● **Required task**
Where a line in the listing below contains the word "triangle", copy that line.

● **Entries shown**
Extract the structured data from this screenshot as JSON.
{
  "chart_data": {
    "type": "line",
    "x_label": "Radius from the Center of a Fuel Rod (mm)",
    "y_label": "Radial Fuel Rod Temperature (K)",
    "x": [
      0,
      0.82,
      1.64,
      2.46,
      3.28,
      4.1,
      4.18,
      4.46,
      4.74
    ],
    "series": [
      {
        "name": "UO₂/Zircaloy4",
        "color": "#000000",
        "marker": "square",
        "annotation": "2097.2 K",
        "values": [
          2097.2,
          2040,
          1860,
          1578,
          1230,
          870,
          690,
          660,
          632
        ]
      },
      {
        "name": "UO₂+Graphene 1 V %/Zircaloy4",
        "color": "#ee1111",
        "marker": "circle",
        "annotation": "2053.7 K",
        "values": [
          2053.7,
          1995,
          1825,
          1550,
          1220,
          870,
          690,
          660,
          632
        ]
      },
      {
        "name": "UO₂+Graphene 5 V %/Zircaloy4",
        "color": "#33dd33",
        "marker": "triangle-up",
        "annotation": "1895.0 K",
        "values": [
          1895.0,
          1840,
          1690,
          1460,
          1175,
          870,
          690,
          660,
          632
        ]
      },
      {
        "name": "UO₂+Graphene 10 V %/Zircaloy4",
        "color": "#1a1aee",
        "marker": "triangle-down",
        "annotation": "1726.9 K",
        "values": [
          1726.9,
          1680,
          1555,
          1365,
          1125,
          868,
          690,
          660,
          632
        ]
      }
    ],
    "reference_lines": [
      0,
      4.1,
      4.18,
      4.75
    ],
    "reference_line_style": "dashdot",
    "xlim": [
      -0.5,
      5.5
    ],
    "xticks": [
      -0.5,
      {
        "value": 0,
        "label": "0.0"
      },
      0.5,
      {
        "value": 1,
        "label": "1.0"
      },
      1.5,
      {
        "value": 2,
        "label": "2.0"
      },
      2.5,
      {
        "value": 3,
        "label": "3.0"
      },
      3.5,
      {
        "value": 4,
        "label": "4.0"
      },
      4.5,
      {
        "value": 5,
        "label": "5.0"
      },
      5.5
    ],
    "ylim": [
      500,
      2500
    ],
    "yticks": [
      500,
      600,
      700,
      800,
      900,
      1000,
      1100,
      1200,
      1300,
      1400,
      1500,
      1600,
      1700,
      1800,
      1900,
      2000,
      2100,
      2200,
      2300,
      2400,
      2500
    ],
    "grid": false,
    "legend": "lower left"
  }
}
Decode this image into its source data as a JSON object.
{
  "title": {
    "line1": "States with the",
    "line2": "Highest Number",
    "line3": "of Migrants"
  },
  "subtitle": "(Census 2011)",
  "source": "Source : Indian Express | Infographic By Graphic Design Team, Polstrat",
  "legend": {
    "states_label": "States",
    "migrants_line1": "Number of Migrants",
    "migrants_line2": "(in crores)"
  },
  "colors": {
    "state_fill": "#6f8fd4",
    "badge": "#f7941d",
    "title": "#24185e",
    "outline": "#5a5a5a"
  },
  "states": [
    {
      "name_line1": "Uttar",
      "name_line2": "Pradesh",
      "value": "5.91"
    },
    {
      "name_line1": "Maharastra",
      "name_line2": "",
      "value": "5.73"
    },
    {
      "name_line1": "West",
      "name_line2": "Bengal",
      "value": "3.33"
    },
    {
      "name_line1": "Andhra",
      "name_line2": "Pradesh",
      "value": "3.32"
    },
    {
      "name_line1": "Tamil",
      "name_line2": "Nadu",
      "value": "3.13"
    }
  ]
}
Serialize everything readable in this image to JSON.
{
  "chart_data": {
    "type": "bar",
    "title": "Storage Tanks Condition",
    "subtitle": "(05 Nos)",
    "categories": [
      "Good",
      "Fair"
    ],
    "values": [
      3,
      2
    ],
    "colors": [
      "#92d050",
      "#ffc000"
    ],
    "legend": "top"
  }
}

● **Answer for this exercise**
        "marker": "triangle-up",
        "marker": "triangle-down",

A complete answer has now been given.